• _AIM OF THE EXERCISE_:
Repeat all the records exactly, omitting pictures.

[Data entries]
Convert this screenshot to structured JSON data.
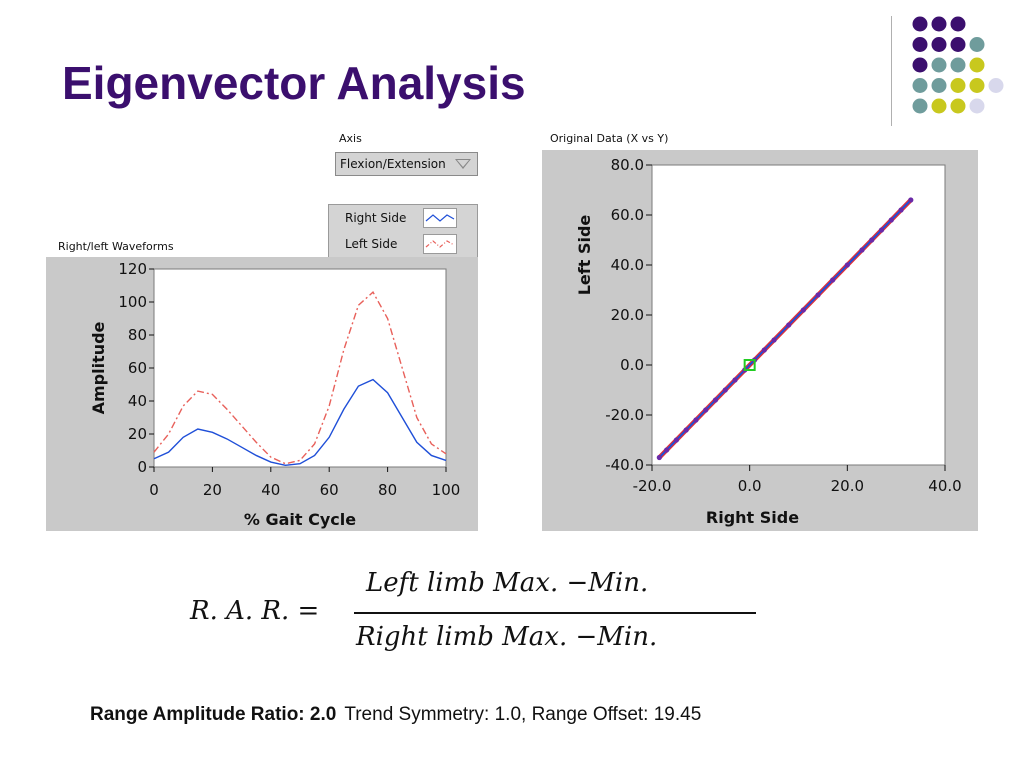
{
  "slide": {
    "title": "Eigenvector Analysis",
    "accent_colors": {
      "purple": "#3b0f6e",
      "teal": "#6f9c9c",
      "olive": "#c8c81e",
      "lavender": "#d8d8ec"
    }
  },
  "controls": {
    "axis_label": "Axis",
    "axis_value": "Flexion/Extension",
    "legend": [
      {
        "name": "Right Side",
        "color": "#1f4fd8",
        "style": "solid"
      },
      {
        "name": "Left Side",
        "color": "#e8605a",
        "style": "dashdot"
      }
    ]
  },
  "chart_data": [
    {
      "type": "line",
      "title": "Right/left Waveforms",
      "xlabel": "% Gait Cycle",
      "ylabel": "Amplitude",
      "xlim": [
        0,
        100
      ],
      "ylim": [
        0,
        120
      ],
      "xticks": [
        "0",
        "20",
        "40",
        "60",
        "80",
        "100"
      ],
      "yticks": [
        "0",
        "20",
        "40",
        "60",
        "80",
        "100",
        "120"
      ],
      "x": [
        0,
        5,
        10,
        15,
        20,
        25,
        30,
        35,
        40,
        45,
        50,
        55,
        60,
        65,
        70,
        75,
        80,
        85,
        90,
        95,
        100
      ],
      "series": [
        {
          "name": "Right Side",
          "color": "#1f4fd8",
          "values": [
            5,
            9,
            18,
            23,
            21,
            17,
            12,
            7,
            3,
            1,
            2,
            7,
            18,
            35,
            49,
            53,
            45,
            30,
            15,
            7,
            4
          ]
        },
        {
          "name": "Left Side",
          "color": "#e8605a",
          "values": [
            9,
            20,
            37,
            46,
            44,
            35,
            25,
            15,
            6,
            2,
            4,
            14,
            37,
            71,
            98,
            106,
            90,
            60,
            30,
            14,
            8
          ]
        }
      ],
      "grid": false
    },
    {
      "type": "scatter",
      "title": "Original Data (X vs Y)",
      "xlabel": "Right Side",
      "ylabel": "Left Side",
      "xlim": [
        -20,
        40
      ],
      "ylim": [
        -40,
        80
      ],
      "xticks": [
        "-20.0",
        "0.0",
        "20.0",
        "40.0"
      ],
      "yticks": [
        "-40.0",
        "-20.0",
        "0.0",
        "20.0",
        "40.0",
        "60.0",
        "80.0"
      ],
      "line": {
        "x": [
          -18.5,
          33
        ],
        "y": [
          -37,
          66
        ]
      },
      "points_x": [
        -18.5,
        -17,
        -15,
        -13,
        -11,
        -9,
        -7,
        -5,
        -3,
        -1,
        1,
        3,
        5,
        8,
        11,
        14,
        17,
        20,
        23,
        25,
        27,
        29,
        31,
        33
      ],
      "points_y": [
        -37,
        -34,
        -30,
        -26,
        -22,
        -18,
        -14,
        -10,
        -6,
        -2,
        2,
        6,
        10,
        16,
        22,
        28,
        34,
        40,
        46,
        50,
        54,
        58,
        62,
        66
      ],
      "origin_marker": {
        "x": 0,
        "y": 0,
        "color": "#22cc22"
      },
      "grid": false
    }
  ],
  "formula": {
    "lhs": "R. A. R. =",
    "numerator": "Left limb Max. −Min.",
    "denominator": "Right limb Max. −Min."
  },
  "footer": {
    "bold": "Range Amplitude Ratio: 2.0",
    "normal": "Trend Symmetry: 1.0, Range Offset: 19.45"
  }
}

• _THE RESPONSE_:
Convert this screenshot to structured JSON data.
{
  "slide": {
    "title": "Eigenvector Analysis",
    "accent_colors": {
      "purple": "#3b0f6e",
      "teal": "#6f9c9c",
      "olive": "#c8c81e",
      "lavender": "#d8d8ec"
    }
  },
  "controls": {
    "axis_label": "Axis",
    "axis_value": "Flexion/Extension",
    "legend": [
      {
        "name": "Right Side",
        "color": "#1f4fd8",
        "style": "solid"
      },
      {
        "name": "Left Side",
        "color": "#e8605a",
        "style": "dashdot"
      }
    ]
  },
  "chart_data": [
    {
      "type": "line",
      "title": "Right/left Waveforms",
      "xlabel": "% Gait Cycle",
      "ylabel": "Amplitude",
      "xlim": [
        0,
        100
      ],
      "ylim": [
        0,
        120
      ],
      "xticks": [
        "0",
        "20",
        "40",
        "60",
        "80",
        "100"
      ],
      "yticks": [
        "0",
        "20",
        "40",
        "60",
        "80",
        "100",
        "120"
      ],
      "x": [
        0,
        5,
        10,
        15,
        20,
        25,
        30,
        35,
        40,
        45,
        50,
        55,
        60,
        65,
        70,
        75,
        80,
        85,
        90,
        95,
        100
      ],
      "series": [
        {
          "name": "Right Side",
          "color": "#1f4fd8",
          "values": [
            5,
            9,
            18,
            23,
            21,
            17,
            12,
            7,
            3,
            1,
            2,
            7,
            18,
            35,
            49,
            53,
            45,
            30,
            15,
            7,
            4
          ]
        },
        {
          "name": "Left Side",
          "color": "#e8605a",
          "values": [
            9,
            20,
            37,
            46,
            44,
            35,
            25,
            15,
            6,
            2,
            4,
            14,
            37,
            71,
            98,
            106,
            90,
            60,
            30,
            14,
            8
          ]
        }
      ],
      "grid": false
    },
    {
      "type": "scatter",
      "title": "Original Data (X vs Y)",
      "xlabel": "Right Side",
      "ylabel": "Left Side",
      "xlim": [
        -20,
        40
      ],
      "ylim": [
        -40,
        80
      ],
      "xticks": [
        "-20.0",
        "0.0",
        "20.0",
        "40.0"
      ],
      "yticks": [
        "-40.0",
        "-20.0",
        "0.0",
        "20.0",
        "40.0",
        "60.0",
        "80.0"
      ],
      "line": {
        "x": [
          -18.5,
          33
        ],
        "y": [
          -37,
          66
        ]
      },
      "points_x": [
        -18.5,
        -17,
        -15,
        -13,
        -11,
        -9,
        -7,
        -5,
        -3,
        -1,
        1,
        3,
        5,
        8,
        11,
        14,
        17,
        20,
        23,
        25,
        27,
        29,
        31,
        33
      ],
      "points_y": [
        -37,
        -34,
        -30,
        -26,
        -22,
        -18,
        -14,
        -10,
        -6,
        -2,
        2,
        6,
        10,
        16,
        22,
        28,
        34,
        40,
        46,
        50,
        54,
        58,
        62,
        66
      ],
      "origin_marker": {
        "x": 0,
        "y": 0,
        "color": "#22cc22"
      },
      "grid": false
    }
  ],
  "formula": {
    "lhs": "R. A. R. =",
    "numerator": "Left limb Max. −Min.",
    "denominator": "Right limb Max. −Min."
  },
  "footer": {
    "bold": "Range Amplitude Ratio: 2.0",
    "normal": "Trend Symmetry: 1.0, Range Offset: 19.45"
  }
}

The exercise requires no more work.